__SUPPLIED ENTRIES__
--------

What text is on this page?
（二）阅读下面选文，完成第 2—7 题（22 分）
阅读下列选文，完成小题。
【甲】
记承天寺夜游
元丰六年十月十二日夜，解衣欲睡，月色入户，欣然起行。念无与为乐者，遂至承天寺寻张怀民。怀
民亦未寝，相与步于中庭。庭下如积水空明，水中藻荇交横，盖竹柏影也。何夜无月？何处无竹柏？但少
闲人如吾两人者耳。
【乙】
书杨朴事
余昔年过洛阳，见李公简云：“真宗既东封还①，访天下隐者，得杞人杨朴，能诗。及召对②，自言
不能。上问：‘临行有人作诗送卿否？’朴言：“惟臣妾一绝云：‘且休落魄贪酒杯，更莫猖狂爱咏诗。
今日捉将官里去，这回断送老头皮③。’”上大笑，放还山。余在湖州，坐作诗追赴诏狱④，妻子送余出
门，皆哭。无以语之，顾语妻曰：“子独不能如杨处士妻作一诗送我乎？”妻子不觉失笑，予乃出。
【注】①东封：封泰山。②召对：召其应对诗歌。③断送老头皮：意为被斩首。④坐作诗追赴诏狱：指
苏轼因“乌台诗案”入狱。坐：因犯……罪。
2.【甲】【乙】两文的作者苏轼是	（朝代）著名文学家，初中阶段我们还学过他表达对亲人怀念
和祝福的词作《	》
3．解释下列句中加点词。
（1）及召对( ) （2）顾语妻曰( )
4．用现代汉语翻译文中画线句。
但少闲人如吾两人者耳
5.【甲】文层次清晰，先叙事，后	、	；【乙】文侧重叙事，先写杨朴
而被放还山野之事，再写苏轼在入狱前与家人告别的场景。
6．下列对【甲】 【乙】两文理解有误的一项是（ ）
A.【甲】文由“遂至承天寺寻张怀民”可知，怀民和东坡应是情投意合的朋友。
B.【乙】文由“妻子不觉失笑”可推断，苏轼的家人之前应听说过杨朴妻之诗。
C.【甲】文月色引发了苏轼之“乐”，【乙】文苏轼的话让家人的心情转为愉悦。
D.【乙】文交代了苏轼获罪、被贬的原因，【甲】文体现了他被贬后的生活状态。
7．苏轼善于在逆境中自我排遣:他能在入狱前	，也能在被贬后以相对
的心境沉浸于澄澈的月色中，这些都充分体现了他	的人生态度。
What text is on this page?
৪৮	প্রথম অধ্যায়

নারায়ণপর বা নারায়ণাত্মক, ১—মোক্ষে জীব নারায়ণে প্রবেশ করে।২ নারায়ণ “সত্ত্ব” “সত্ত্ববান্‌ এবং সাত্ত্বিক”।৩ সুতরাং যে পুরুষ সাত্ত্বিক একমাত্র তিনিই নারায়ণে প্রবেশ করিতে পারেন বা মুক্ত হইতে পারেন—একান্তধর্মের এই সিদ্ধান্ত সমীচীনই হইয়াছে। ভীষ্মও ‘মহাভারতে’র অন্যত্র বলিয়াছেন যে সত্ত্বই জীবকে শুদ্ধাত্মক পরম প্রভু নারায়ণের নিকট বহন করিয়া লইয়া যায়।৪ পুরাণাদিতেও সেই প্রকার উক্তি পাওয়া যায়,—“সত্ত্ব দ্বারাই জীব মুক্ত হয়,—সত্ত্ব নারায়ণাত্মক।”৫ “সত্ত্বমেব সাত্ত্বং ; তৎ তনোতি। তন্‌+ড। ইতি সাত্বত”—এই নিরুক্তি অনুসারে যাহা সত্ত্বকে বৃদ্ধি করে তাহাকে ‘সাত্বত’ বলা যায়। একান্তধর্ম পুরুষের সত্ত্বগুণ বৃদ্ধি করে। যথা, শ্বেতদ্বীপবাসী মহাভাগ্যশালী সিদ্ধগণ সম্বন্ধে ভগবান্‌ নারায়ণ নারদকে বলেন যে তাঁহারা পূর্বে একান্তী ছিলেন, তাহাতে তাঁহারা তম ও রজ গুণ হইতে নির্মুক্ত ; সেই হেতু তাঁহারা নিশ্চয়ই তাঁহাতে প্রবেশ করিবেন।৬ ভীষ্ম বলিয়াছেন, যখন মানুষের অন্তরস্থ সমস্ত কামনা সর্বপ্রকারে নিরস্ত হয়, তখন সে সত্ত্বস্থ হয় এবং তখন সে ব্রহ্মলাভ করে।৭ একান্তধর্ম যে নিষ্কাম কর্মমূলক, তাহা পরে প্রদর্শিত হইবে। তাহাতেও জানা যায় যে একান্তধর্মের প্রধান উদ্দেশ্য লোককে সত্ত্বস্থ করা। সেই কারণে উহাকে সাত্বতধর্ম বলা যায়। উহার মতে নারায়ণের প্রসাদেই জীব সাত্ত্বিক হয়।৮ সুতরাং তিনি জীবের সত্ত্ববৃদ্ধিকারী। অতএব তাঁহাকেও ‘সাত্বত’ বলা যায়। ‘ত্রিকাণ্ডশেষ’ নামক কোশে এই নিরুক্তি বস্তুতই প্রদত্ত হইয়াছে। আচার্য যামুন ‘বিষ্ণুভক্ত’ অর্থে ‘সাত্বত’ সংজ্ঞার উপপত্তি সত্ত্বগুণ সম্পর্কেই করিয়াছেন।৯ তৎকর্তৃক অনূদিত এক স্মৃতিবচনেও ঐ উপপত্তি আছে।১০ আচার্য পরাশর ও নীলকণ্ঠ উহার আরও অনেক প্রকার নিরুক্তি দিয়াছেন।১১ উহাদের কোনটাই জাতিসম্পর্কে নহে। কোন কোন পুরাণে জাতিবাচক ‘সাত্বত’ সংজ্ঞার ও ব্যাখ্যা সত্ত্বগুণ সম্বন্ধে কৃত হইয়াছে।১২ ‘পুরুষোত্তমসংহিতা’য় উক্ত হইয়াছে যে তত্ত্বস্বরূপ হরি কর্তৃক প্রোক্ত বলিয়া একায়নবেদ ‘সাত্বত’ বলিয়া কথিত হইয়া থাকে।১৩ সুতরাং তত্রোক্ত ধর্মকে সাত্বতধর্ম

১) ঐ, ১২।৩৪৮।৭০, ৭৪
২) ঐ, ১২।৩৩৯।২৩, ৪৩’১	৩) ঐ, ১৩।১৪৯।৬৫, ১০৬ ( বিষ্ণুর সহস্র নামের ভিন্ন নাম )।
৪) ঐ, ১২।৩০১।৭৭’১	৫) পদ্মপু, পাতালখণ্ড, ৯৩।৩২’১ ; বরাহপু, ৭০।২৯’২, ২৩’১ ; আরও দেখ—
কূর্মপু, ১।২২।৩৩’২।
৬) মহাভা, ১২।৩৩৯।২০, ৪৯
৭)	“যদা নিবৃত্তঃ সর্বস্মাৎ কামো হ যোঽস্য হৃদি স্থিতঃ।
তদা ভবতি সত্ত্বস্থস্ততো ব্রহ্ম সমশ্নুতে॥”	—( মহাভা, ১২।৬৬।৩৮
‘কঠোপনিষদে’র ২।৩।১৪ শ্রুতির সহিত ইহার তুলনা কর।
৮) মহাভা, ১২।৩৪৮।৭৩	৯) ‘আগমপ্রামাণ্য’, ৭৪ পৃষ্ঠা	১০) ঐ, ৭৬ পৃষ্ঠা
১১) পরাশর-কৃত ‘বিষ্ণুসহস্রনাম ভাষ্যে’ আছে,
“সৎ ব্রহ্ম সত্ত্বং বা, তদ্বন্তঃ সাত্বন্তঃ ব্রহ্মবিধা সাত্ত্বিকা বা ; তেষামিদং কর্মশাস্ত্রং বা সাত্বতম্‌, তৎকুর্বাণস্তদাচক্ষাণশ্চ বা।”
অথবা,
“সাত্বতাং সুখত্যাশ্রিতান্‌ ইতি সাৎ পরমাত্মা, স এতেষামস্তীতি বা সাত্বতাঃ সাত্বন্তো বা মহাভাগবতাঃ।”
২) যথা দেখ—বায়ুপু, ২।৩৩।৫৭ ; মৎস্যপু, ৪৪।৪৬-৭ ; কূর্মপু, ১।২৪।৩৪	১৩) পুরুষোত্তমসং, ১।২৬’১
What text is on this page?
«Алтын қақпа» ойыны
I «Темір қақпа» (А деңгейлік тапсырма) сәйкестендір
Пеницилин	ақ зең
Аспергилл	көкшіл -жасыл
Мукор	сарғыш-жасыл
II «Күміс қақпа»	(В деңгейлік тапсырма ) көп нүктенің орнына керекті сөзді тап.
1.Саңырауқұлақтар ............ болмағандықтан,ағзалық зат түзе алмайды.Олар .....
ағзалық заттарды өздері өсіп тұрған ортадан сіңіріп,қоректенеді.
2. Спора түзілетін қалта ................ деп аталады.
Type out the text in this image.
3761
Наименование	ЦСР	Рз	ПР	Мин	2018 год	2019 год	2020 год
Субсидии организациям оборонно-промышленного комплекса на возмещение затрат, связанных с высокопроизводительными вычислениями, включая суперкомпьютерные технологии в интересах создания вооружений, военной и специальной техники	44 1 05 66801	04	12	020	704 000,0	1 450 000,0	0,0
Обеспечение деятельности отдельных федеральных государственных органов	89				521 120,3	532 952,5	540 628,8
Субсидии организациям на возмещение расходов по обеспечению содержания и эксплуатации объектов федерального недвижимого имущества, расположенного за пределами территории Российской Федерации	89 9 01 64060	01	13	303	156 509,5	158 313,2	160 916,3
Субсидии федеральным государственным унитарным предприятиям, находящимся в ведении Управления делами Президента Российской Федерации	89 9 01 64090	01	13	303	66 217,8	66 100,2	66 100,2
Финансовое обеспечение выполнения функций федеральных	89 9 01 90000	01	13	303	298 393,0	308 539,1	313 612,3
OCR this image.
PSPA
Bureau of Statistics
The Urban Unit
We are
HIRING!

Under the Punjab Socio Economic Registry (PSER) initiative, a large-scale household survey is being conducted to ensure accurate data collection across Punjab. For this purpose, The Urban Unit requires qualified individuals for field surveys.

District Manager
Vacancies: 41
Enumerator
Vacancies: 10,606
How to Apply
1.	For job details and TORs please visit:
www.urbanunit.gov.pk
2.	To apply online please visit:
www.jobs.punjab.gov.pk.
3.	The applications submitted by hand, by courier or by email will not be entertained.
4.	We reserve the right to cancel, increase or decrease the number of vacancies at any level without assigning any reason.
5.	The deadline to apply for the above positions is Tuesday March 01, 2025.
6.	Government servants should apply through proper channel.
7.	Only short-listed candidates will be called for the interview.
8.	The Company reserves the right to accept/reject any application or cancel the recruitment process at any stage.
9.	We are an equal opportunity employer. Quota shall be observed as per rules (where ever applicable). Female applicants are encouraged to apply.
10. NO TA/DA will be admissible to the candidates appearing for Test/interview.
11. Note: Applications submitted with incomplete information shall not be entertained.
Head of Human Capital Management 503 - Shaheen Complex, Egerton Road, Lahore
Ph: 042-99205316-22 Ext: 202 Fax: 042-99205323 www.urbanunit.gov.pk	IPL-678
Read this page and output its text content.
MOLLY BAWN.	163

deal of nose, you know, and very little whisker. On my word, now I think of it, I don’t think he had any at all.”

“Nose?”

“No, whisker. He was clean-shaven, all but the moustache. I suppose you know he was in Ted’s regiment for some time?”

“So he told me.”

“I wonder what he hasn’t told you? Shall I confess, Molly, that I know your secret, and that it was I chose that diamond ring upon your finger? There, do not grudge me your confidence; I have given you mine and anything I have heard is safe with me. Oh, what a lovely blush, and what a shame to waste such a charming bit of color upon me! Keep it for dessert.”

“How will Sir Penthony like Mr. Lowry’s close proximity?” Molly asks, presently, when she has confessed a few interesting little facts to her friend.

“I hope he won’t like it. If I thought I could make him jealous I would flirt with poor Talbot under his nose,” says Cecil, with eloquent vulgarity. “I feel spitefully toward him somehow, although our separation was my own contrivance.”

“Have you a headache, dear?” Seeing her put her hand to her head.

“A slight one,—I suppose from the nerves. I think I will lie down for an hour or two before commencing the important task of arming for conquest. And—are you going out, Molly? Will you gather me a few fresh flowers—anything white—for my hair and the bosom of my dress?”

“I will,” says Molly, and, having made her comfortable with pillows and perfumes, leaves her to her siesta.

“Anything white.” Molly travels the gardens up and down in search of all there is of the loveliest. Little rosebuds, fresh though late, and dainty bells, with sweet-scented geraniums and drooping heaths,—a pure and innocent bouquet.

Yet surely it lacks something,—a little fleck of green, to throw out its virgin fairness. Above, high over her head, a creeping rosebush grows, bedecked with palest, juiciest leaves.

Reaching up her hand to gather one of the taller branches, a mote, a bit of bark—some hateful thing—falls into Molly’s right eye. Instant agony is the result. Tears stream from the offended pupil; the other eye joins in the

--------

__EXERCISE AIM__
Look through the entries and return every line where "think" appears.

__RESULT__
deal of nose, you know, and very little whisker. On my word, now I think of it, I don’t think he had any at all.”
“A slight one,—I suppose from the nerves. I think I will lie down for an hour or two before commencing the important task of arming for conquest. And—are you going out, Molly? Will you gather me a few fresh flowers—anything white—for my hair and the bosom of my dress?”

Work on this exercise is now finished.